+++ Data for analysis
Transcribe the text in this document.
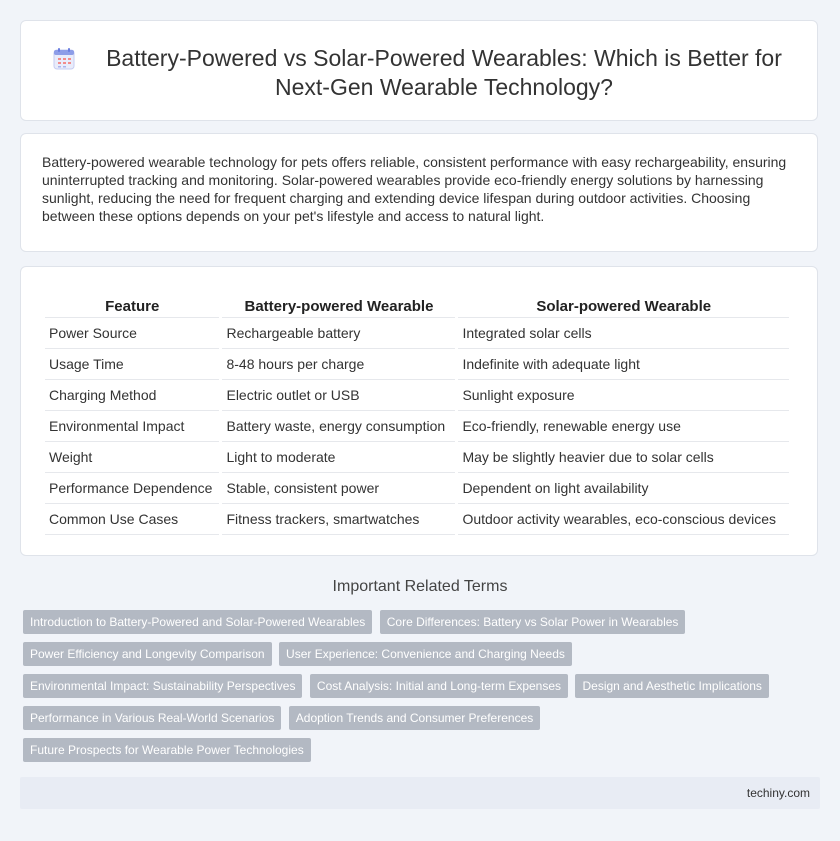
Battery-Powered vs Solar-Powered Wearables: Which is Better for Next-Gen Wearable Technology?

Battery-powered wearable technology for pets offers reliable, consistent performance with easy rechargeability, ensuring uninterrupted tracking and monitoring. Solar-powered wearables provide eco-friendly energy solutions by harnessing sunlight, reducing the need for frequent charging and extending device lifespan during outdoor activities. Choosing between these options depends on your pet's lifestyle and access to natural light.

Feature	Battery-powered Wearable	Solar-powered Wearable
Power Source	Rechargeable battery	Integrated solar cells
Usage Time	8-48 hours per charge	Indefinite with adequate light
Charging Method	Electric outlet or USB	Sunlight exposure
Environmental Impact	Battery waste, energy consumption	Eco-friendly, renewable energy use
Weight	Light to moderate	May be slightly heavier due to solar cells
Performance Dependence	Stable, consistent power	Dependent on light availability
Common Use Cases	Fitness trackers, smartwatches	Outdoor activity wearables, eco-conscious devices
Important Related Terms
Introduction to Battery-Powered and Solar-Powered Wearables Core Differences: Battery vs Solar Power in Wearables
Power Efficiency and Longevity Comparison User Experience: Convenience and Charging Needs
Environmental Impact: Sustainability Perspectives Cost Analysis: Initial and Long-term Expenses Design and Aesthetic Implications
Performance in Various Real-World Scenarios Adoption Trends and Consumer Preferences
Future Prospects for Wearable Power Technologies
techiny.com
++++++
What the task requires – Repeat the entries above exactly and skip the images.

Task answer –
Transcribe the text in this document.
Battery-Powered vs Solar-Powered Wearables: Which is Better for Next-Gen Wearable Technology?

Battery-powered wearable technology for pets offers reliable, consistent performance with easy rechargeability, ensuring uninterrupted tracking and monitoring. Solar-powered wearables provide eco-friendly energy solutions by harnessing sunlight, reducing the need for frequent charging and extending device lifespan during outdoor activities. Choosing between these options depends on your pet's lifestyle and access to natural light.

Feature	Battery-powered Wearable	Solar-powered Wearable
Power Source	Rechargeable battery	Integrated solar cells
Usage Time	8-48 hours per charge	Indefinite with adequate light
Charging Method	Electric outlet or USB	Sunlight exposure
Environmental Impact	Battery waste, energy consumption	Eco-friendly, renewable energy use
Weight	Light to moderate	May be slightly heavier due to solar cells
Performance Dependence	Stable, consistent power	Dependent on light availability
Common Use Cases	Fitness trackers, smartwatches	Outdoor activity wearables, eco-conscious devices
Important Related Terms
Introduction to Battery-Powered and Solar-Powered Wearables Core Differences: Battery vs Solar Power in Wearables
Power Efficiency and Longevity Comparison User Experience: Convenience and Charging Needs
Environmental Impact: Sustainability Perspectives Cost Analysis: Initial and Long-term Expenses Design and Aesthetic Implications
Performance in Various Real-World Scenarios Adoption Trends and Consumer Preferences
Future Prospects for Wearable Power Technologies
techiny.com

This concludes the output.